» **What to do**
Which lines hold the word "this"? Show each of them.

» **Records for processing**
[Begin]

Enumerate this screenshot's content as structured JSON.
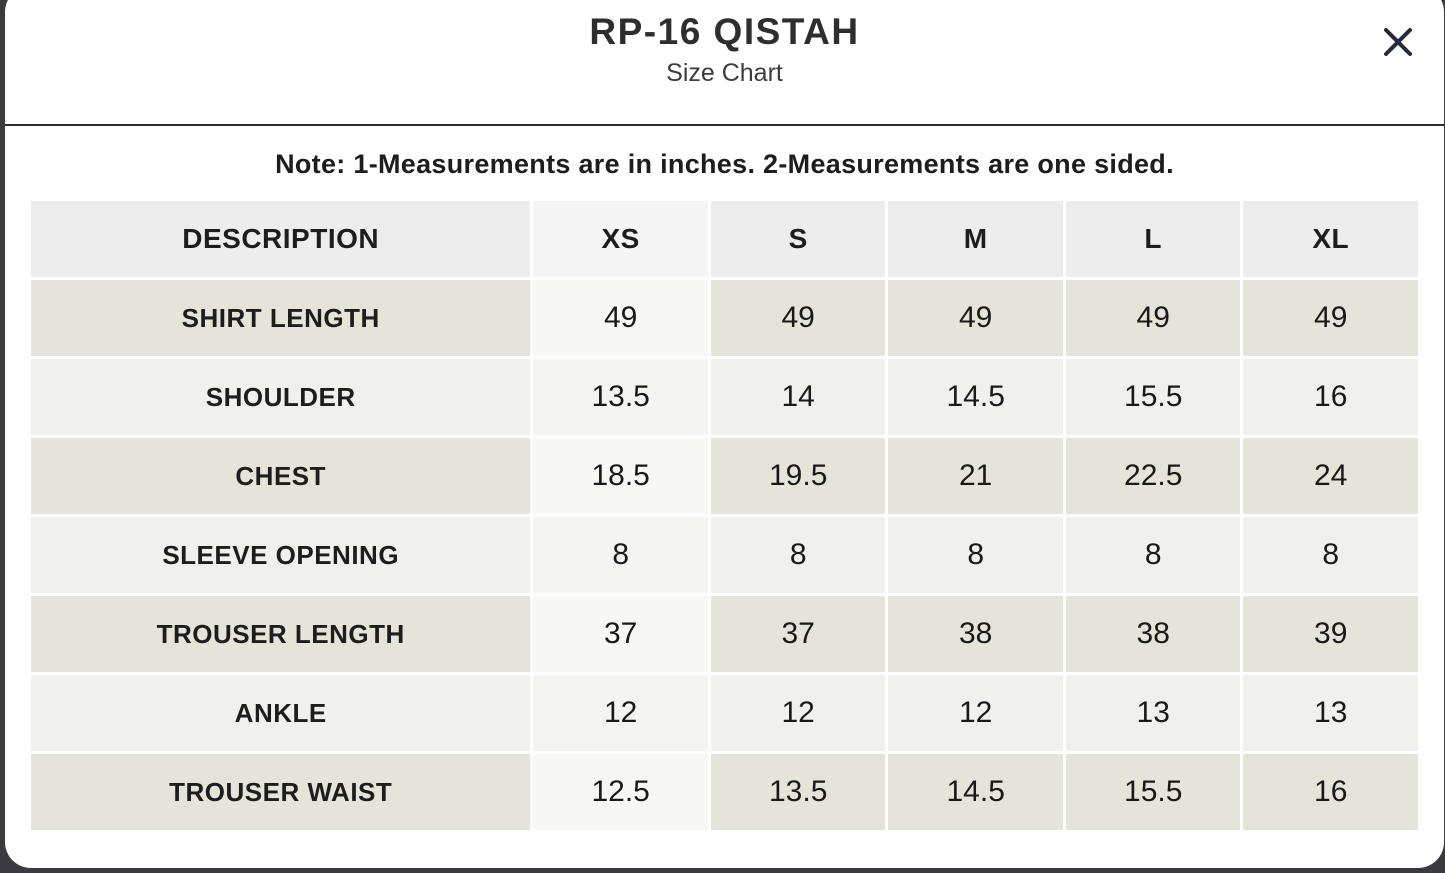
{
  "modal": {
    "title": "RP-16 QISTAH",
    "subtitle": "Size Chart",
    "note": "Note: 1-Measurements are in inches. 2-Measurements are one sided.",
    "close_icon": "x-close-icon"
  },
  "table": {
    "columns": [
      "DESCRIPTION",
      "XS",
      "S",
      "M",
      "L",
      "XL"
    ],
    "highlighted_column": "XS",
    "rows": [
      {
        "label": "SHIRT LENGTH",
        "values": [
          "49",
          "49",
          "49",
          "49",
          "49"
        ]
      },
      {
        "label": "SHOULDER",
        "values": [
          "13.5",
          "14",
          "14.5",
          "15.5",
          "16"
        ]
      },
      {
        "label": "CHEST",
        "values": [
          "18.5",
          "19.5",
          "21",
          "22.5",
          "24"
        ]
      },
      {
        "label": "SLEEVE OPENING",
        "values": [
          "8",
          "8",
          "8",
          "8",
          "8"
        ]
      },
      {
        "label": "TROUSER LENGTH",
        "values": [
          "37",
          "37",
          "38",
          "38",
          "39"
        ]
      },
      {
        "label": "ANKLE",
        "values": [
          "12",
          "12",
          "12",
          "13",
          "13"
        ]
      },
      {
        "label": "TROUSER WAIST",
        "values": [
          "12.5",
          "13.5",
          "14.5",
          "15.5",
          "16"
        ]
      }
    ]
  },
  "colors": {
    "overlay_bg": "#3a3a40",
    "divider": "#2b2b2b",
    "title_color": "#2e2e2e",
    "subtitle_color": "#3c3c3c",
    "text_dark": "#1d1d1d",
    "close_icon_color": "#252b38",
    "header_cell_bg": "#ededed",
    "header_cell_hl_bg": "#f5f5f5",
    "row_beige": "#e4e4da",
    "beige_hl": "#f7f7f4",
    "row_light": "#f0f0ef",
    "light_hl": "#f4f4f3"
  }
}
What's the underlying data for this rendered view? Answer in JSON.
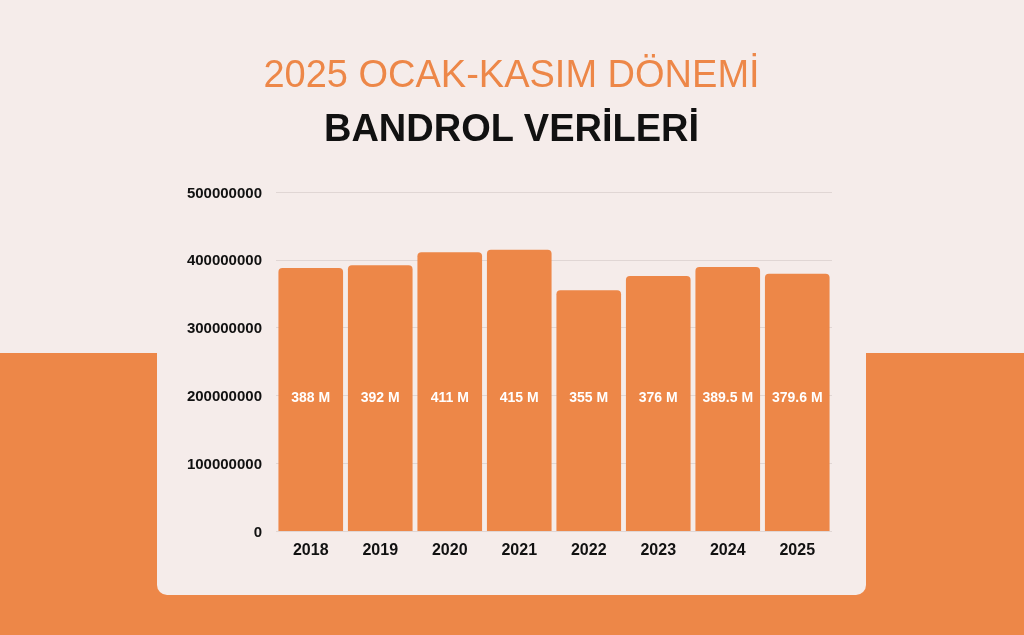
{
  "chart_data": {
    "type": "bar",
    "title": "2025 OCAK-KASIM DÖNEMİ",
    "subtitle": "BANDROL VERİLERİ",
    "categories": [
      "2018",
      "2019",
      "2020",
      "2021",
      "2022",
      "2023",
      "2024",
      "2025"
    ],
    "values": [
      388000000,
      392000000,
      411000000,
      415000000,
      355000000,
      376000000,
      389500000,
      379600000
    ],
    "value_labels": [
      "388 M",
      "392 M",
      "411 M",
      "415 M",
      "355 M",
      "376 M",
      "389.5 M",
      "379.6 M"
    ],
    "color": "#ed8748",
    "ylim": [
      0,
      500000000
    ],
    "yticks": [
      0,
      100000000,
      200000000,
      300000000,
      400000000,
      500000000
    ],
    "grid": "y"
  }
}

[End]

» **Finished exercise**
Enumerate this screenshot's content as structured JSON.
What's the underlying data for this rendered view? Answer in JSON.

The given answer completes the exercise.